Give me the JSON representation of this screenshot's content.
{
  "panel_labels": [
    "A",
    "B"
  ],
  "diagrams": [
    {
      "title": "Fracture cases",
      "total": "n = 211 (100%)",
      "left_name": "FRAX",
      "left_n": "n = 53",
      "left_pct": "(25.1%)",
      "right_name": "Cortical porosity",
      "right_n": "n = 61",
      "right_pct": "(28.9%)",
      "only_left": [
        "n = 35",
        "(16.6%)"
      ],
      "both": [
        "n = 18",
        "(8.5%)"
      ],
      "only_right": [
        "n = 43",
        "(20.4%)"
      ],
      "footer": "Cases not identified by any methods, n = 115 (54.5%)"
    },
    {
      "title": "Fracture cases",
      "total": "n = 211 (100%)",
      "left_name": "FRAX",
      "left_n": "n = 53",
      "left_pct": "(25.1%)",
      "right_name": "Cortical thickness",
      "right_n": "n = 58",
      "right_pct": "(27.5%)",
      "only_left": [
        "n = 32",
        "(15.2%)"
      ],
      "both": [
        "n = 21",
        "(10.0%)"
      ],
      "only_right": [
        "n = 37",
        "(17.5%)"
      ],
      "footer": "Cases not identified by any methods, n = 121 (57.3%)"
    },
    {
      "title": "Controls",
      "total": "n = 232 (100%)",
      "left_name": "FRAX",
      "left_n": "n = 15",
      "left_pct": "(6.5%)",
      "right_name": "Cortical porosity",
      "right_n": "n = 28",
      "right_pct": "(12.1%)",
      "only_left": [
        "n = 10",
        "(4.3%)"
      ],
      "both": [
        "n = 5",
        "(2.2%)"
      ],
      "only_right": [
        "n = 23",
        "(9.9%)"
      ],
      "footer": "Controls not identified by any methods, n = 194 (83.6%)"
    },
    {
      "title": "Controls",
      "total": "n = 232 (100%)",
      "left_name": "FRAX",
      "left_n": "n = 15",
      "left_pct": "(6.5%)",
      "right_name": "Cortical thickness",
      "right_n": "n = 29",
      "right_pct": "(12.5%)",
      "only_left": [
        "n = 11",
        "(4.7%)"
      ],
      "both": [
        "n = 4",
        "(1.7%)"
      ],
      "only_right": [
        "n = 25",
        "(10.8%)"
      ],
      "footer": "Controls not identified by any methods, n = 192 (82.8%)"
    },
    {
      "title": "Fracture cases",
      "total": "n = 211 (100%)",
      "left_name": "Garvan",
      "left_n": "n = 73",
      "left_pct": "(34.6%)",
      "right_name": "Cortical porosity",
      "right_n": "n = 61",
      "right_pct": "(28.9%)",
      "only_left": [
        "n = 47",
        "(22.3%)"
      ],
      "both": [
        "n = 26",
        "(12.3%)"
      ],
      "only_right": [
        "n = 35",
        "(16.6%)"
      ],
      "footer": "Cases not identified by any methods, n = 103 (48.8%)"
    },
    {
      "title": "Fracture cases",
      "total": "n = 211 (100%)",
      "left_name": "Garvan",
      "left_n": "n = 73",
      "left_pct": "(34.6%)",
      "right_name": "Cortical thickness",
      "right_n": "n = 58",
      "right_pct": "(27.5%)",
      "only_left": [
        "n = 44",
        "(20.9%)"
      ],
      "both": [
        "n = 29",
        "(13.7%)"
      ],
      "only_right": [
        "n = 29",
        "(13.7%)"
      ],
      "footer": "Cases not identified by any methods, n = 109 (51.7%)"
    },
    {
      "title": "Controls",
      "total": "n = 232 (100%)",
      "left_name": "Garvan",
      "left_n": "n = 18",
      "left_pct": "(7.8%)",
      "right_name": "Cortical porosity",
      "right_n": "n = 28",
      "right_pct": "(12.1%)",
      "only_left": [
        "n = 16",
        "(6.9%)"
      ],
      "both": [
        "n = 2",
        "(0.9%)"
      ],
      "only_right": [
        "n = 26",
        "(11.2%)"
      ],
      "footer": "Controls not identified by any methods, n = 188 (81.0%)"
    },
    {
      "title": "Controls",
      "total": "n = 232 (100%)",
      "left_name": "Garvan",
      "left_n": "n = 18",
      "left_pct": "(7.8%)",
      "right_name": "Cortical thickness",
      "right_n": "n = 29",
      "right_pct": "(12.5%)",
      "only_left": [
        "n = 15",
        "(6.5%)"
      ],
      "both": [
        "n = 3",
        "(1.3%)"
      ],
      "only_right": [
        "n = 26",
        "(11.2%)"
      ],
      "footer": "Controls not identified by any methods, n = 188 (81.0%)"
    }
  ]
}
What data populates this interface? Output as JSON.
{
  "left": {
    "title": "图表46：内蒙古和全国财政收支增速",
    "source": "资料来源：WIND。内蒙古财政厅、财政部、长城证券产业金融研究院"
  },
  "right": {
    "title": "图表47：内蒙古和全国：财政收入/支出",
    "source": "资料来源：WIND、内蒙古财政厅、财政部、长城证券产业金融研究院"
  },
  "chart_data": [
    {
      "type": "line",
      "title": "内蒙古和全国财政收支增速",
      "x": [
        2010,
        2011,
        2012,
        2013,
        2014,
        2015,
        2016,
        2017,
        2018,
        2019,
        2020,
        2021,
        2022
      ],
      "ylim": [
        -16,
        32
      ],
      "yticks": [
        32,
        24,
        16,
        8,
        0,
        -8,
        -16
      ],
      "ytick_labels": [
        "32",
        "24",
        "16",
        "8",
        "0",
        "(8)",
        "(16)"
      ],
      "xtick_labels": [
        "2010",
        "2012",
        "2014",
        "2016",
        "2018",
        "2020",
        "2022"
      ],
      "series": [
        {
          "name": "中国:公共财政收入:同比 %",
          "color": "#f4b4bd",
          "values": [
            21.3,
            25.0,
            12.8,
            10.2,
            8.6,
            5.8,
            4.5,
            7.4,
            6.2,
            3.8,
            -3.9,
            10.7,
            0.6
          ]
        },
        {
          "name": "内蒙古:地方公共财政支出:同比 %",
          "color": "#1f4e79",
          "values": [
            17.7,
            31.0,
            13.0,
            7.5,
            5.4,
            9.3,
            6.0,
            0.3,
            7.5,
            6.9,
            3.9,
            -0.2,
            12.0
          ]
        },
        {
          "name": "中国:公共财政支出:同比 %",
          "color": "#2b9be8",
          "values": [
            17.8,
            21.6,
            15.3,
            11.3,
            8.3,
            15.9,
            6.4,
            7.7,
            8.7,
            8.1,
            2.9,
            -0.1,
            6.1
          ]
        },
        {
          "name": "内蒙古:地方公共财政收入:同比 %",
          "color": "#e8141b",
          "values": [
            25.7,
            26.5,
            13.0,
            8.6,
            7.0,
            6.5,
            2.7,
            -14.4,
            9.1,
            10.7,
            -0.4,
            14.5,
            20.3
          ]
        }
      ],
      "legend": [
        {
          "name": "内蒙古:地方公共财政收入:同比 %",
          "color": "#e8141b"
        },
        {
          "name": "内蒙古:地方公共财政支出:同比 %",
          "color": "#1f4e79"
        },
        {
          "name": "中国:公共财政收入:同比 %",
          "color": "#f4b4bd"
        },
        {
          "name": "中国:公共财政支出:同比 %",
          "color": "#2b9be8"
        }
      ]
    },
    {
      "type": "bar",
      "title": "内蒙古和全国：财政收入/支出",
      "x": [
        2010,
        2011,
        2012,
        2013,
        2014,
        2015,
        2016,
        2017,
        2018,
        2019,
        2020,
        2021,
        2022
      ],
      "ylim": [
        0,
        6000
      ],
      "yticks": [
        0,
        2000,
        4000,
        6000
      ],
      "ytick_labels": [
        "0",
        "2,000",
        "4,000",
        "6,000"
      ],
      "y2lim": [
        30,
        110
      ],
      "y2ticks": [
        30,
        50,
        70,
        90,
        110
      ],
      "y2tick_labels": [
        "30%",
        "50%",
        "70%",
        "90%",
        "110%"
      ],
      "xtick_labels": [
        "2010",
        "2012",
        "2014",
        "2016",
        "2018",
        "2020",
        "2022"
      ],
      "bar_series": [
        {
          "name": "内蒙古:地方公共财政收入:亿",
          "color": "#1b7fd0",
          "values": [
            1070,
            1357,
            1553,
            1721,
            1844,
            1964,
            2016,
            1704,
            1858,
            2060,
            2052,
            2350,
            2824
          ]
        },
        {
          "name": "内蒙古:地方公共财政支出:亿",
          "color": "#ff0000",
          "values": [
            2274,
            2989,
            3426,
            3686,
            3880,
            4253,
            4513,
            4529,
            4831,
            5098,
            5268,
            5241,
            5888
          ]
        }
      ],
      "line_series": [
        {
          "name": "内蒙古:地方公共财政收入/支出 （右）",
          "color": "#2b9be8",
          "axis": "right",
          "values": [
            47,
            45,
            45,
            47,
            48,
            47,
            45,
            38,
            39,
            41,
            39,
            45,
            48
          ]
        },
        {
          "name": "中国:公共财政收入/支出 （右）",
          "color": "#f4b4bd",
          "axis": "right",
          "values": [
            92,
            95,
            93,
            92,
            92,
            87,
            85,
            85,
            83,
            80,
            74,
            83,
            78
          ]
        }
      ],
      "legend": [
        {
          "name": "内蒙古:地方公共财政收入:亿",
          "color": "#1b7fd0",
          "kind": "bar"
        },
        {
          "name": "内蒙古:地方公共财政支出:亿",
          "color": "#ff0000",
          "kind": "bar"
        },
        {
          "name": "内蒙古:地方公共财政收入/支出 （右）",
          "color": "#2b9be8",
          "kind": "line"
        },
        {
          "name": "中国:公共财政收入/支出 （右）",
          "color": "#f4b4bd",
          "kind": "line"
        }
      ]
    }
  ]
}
◇ ◇ ◇ ◇ ◇
WHAT TO DO
The lines to collect are those holding the string "内蒙古财政厅"; copy them all.

COMPLETED EXERCISE
    "source": "资料来源：WIND。内蒙古财政厅、财政部、长城证券产业金融研究院"
    "source": "资料来源：WIND、内蒙古财政厅、财政部、长城证券产业金融研究院"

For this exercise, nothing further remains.